* **DESCRIPTION OF THE TASK**:
Transcribe every line of the listing below without any deviation.

======== MATERIAL

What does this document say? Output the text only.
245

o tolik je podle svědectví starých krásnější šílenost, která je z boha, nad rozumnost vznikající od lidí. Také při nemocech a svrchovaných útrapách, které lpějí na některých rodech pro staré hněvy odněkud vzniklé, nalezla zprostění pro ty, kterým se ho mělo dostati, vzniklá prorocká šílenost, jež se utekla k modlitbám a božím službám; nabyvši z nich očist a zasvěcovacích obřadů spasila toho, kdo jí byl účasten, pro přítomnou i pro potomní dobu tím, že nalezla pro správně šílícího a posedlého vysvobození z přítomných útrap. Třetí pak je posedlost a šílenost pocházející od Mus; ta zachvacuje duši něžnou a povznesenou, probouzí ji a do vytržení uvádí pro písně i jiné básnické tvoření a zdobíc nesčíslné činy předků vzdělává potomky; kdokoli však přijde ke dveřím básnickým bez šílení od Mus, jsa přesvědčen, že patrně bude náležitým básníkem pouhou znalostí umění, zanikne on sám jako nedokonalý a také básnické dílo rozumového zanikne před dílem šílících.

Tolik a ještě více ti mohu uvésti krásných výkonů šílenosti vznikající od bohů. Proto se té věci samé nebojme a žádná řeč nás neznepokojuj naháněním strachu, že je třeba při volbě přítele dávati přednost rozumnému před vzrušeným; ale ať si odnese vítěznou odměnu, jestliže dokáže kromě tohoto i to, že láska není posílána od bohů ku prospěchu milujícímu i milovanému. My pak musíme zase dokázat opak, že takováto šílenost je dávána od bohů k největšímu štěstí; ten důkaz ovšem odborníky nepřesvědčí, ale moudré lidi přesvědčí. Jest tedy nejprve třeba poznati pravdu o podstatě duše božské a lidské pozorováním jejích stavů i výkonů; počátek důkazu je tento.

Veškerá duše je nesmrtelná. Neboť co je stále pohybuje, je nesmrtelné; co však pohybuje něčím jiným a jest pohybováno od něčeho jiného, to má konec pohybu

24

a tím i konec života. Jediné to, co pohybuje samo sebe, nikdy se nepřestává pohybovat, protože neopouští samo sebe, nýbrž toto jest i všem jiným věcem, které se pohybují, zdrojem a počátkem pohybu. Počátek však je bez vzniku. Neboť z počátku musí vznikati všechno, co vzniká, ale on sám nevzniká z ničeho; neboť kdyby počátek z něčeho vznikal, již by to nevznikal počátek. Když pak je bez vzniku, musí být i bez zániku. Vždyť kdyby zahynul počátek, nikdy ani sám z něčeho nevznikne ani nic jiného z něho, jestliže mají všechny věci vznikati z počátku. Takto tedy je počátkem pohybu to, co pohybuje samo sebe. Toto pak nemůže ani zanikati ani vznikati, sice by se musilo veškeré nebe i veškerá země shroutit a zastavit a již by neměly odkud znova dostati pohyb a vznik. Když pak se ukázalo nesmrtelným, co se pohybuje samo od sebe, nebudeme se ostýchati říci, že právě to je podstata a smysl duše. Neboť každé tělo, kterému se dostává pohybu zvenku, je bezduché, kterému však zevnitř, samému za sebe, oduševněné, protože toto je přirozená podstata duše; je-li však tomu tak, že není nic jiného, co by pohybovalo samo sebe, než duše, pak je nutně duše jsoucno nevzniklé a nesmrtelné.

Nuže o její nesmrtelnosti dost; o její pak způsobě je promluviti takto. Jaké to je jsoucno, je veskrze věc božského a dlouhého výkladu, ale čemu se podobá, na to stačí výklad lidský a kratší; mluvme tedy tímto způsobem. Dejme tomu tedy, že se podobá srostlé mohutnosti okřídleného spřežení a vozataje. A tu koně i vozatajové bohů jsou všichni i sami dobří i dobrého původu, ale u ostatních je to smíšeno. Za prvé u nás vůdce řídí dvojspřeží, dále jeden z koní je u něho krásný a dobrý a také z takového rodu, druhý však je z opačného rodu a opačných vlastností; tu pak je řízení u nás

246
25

================

* **RESPONSE FOR THIS EXERCISE**:
What does this document say? Output the text only.
245

o tolik je podle svědectví starých krásnější šílenost, která je z boha, nad rozumnost vznikající od lidí. Také při nemocech a svrchovaných útrapách, které lpějí na některých rodech pro staré hněvy odněkud vzniklé, nalezla zprostění pro ty, kterým se ho mělo dostati, vzniklá prorocká šílenost, jež se utekla k modlitbám a božím službám; nabyvši z nich očist a zasvěcovacích obřadů spasila toho, kdo jí byl účasten, pro přítomnou i pro potomní dobu tím, že nalezla pro správně šílícího a posedlého vysvobození z přítomných útrap. Třetí pak je posedlost a šílenost pocházející od Mus; ta zachvacuje duši něžnou a povznesenou, probouzí ji a do vytržení uvádí pro písně i jiné básnické tvoření a zdobíc nesčíslné činy předků vzdělává potomky; kdokoli však přijde ke dveřím básnickým bez šílení od Mus, jsa přesvědčen, že patrně bude náležitým básníkem pouhou znalostí umění, zanikne on sám jako nedokonalý a také básnické dílo rozumového zanikne před dílem šílících.

Tolik a ještě více ti mohu uvésti krásných výkonů šílenosti vznikající od bohů. Proto se té věci samé nebojme a žádná řeč nás neznepokojuj naháněním strachu, že je třeba při volbě přítele dávati přednost rozumnému před vzrušeným; ale ať si odnese vítěznou odměnu, jestliže dokáže kromě tohoto i to, že láska není posílána od bohů ku prospěchu milujícímu i milovanému. My pak musíme zase dokázat opak, že takováto šílenost je dávána od bohů k největšímu štěstí; ten důkaz ovšem odborníky nepřesvědčí, ale moudré lidi přesvědčí. Jest tedy nejprve třeba poznati pravdu o podstatě duše božské a lidské pozorováním jejích stavů i výkonů; počátek důkazu je tento.

Veškerá duše je nesmrtelná. Neboť co je stále pohybuje, je nesmrtelné; co však pohybuje něčím jiným a jest pohybováno od něčeho jiného, to má konec pohybu

24

a tím i konec života. Jediné to, co pohybuje samo sebe, nikdy se nepřestává pohybovat, protože neopouští samo sebe, nýbrž toto jest i všem jiným věcem, které se pohybují, zdrojem a počátkem pohybu. Počátek však je bez vzniku. Neboť z počátku musí vznikati všechno, co vzniká, ale on sám nevzniká z ničeho; neboť kdyby počátek z něčeho vznikal, již by to nevznikal počátek. Když pak je bez vzniku, musí být i bez zániku. Vždyť kdyby zahynul počátek, nikdy ani sám z něčeho nevznikne ani nic jiného z něho, jestliže mají všechny věci vznikati z počátku. Takto tedy je počátkem pohybu to, co pohybuje samo sebe. Toto pak nemůže ani zanikati ani vznikati, sice by se musilo veškeré nebe i veškerá země shroutit a zastavit a již by neměly odkud znova dostati pohyb a vznik. Když pak se ukázalo nesmrtelným, co se pohybuje samo od sebe, nebudeme se ostýchati říci, že právě to je podstata a smysl duše. Neboť každé tělo, kterému se dostává pohybu zvenku, je bezduché, kterému však zevnitř, samému za sebe, oduševněné, protože toto je přirozená podstata duše; je-li však tomu tak, že není nic jiného, co by pohybovalo samo sebe, než duše, pak je nutně duše jsoucno nevzniklé a nesmrtelné.

Nuže o její nesmrtelnosti dost; o její pak způsobě je promluviti takto. Jaké to je jsoucno, je veskrze věc božského a dlouhého výkladu, ale čemu se podobá, na to stačí výklad lidský a kratší; mluvme tedy tímto způsobem. Dejme tomu tedy, že se podobá srostlé mohutnosti okřídleného spřežení a vozataje. A tu koně i vozatajové bohů jsou všichni i sami dobří i dobrého původu, ale u ostatních je to smíšeno. Za prvé u nás vůdce řídí dvojspřeží, dále jeden z koní je u něho krásný a dobrý a také z takového rodu, druhý však je z opačného rodu a opačných vlastností; tu pak je řízení u nás

246
25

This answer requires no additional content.